Among the entries below, count the lines where the string "välillä" occurs, and give only the number.

> Excerpted data:
* START *

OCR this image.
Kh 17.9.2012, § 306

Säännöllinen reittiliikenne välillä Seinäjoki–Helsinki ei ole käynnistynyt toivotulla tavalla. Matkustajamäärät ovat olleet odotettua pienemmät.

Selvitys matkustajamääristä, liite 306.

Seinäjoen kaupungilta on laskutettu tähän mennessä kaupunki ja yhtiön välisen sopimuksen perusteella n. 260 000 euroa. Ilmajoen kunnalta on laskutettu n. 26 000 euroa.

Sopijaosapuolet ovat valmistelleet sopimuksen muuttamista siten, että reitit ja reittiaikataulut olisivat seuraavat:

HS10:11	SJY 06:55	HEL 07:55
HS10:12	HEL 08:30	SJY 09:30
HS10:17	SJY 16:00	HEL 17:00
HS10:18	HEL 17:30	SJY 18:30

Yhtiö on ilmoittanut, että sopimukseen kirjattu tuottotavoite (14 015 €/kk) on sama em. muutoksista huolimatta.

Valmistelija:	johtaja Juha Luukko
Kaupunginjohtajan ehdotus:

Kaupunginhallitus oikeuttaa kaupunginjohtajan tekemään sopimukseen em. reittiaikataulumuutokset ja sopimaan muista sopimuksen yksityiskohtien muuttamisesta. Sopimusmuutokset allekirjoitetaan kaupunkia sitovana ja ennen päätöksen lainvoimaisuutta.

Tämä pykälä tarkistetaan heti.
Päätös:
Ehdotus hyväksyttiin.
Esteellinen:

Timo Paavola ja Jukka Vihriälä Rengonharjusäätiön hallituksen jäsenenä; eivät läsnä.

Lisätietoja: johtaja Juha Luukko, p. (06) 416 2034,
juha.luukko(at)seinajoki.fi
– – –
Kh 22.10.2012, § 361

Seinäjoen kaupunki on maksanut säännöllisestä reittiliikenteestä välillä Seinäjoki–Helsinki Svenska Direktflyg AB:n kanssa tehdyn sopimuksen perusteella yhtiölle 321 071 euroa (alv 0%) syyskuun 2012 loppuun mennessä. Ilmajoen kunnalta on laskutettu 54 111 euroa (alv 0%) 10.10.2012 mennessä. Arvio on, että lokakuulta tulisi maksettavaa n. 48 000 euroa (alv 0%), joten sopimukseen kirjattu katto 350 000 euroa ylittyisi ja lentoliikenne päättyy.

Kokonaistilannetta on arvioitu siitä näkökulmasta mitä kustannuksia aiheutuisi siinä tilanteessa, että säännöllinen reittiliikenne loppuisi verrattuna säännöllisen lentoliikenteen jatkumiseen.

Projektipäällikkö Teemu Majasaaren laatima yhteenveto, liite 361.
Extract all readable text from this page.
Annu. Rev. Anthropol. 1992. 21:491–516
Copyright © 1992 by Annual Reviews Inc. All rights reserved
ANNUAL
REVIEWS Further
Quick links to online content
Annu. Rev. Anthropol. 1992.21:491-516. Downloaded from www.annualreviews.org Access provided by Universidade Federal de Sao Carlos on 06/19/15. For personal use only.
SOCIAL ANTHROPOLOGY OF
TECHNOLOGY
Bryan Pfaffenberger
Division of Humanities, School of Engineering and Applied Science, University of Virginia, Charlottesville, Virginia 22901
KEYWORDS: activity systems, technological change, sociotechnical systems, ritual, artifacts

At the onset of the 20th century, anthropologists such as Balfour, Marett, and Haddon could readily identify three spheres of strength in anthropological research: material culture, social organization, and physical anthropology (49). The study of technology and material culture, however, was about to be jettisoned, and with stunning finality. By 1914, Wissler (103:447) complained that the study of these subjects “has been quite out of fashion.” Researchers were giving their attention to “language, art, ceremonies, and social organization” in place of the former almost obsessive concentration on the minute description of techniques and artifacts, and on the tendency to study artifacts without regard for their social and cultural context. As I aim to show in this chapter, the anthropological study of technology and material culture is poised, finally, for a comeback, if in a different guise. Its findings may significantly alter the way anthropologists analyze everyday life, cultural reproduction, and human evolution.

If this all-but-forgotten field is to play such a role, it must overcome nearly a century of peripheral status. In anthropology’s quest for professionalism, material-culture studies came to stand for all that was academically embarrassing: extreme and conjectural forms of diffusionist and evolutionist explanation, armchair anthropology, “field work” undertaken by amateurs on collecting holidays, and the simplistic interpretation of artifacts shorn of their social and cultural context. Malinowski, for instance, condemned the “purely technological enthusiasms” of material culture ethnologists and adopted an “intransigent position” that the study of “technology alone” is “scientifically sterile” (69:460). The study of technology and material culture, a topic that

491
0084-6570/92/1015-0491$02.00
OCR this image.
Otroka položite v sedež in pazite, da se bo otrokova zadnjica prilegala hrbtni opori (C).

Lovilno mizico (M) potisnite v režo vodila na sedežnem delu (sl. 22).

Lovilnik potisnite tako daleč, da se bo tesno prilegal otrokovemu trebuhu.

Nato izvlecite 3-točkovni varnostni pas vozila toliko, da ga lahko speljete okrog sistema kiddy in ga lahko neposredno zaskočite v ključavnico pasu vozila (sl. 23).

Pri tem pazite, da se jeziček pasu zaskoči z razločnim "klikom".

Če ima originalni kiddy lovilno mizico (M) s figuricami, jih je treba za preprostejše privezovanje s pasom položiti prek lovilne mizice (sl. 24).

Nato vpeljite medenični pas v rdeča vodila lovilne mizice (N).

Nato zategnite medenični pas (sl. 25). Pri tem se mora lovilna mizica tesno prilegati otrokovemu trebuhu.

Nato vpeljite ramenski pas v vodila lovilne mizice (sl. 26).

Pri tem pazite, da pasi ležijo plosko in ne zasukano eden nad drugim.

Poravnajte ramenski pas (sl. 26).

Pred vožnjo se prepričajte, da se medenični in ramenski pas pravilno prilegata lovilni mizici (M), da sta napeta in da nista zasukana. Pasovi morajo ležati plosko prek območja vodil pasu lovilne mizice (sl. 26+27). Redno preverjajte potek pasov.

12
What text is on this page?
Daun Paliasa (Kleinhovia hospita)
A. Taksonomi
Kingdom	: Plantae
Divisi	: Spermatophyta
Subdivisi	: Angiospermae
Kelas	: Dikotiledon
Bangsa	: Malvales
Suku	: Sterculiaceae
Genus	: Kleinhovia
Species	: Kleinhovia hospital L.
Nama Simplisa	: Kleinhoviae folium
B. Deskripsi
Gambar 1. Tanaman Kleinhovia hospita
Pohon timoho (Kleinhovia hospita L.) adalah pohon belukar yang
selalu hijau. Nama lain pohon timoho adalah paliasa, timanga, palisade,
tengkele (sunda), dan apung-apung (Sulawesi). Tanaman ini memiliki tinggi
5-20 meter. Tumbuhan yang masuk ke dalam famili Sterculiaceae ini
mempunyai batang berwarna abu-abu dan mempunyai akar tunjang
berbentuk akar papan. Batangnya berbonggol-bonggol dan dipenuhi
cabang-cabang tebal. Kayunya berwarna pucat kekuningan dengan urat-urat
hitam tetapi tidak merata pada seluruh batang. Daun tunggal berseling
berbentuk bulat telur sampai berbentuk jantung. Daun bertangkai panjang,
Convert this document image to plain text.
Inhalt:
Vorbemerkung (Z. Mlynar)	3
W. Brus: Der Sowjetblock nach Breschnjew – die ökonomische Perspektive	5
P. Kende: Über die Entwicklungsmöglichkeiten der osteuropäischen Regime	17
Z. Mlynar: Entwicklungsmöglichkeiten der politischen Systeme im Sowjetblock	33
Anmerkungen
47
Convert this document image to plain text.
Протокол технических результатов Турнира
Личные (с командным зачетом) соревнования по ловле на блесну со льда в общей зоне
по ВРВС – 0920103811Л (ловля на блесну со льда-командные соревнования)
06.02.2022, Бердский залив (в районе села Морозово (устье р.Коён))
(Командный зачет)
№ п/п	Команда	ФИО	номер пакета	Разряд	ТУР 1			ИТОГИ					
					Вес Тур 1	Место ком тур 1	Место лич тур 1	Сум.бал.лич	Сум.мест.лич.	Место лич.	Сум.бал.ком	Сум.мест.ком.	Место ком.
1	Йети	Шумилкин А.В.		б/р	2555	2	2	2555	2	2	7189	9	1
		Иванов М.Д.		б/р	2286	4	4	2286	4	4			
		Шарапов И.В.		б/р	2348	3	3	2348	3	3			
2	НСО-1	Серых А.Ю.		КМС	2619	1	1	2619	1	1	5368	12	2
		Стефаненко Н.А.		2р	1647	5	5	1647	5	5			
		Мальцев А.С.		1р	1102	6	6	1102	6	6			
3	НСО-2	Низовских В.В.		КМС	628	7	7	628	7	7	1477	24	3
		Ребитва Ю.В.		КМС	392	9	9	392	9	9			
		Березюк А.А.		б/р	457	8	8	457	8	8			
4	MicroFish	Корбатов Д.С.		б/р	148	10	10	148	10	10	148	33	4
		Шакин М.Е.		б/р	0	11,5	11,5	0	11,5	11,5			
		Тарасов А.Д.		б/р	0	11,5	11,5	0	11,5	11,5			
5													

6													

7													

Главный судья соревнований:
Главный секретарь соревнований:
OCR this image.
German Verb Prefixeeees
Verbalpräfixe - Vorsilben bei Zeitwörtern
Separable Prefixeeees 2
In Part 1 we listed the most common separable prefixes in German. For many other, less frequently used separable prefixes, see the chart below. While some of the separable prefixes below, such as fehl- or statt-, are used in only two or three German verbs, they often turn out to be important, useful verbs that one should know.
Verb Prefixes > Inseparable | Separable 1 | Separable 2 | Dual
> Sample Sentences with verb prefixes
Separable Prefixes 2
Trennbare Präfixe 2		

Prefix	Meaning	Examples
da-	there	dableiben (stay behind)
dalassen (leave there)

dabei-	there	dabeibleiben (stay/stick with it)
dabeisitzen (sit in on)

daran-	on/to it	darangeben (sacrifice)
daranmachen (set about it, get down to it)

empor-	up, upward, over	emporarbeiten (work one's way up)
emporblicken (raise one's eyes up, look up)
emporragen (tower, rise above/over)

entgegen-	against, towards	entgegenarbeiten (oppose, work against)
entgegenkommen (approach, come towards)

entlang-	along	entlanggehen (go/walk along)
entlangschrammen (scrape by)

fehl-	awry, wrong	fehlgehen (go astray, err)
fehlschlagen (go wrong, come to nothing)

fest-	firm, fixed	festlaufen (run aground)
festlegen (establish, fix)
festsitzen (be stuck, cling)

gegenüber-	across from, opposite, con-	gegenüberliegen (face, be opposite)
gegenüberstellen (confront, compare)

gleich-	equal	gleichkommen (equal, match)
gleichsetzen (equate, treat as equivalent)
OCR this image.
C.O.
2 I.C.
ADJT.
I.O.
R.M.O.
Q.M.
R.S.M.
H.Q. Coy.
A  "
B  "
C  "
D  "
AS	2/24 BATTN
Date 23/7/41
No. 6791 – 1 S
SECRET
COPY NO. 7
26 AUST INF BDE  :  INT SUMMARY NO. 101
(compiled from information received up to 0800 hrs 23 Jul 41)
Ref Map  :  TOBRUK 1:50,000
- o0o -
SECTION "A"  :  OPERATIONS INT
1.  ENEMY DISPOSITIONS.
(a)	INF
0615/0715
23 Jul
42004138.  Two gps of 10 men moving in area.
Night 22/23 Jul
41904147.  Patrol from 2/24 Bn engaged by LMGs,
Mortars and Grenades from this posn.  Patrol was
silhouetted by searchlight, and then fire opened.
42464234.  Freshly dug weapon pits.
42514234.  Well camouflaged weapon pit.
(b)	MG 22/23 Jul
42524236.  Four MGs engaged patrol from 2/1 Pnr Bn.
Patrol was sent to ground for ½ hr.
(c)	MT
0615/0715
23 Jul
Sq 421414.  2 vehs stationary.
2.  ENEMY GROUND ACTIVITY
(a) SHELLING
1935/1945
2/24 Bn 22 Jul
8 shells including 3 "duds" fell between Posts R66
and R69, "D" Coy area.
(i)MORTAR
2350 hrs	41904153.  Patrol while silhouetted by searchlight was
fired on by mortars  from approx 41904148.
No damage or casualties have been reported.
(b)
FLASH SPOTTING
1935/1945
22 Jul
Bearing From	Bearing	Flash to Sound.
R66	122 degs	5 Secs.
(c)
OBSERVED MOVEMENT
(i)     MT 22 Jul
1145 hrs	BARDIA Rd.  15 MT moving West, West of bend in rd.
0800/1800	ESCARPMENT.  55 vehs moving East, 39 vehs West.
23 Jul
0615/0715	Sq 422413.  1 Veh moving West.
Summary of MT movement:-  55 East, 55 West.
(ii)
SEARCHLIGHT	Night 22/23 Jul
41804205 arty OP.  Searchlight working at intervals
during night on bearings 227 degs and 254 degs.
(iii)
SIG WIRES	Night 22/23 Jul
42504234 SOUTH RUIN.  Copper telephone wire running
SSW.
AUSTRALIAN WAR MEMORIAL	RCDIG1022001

* END *

> Complete output: 2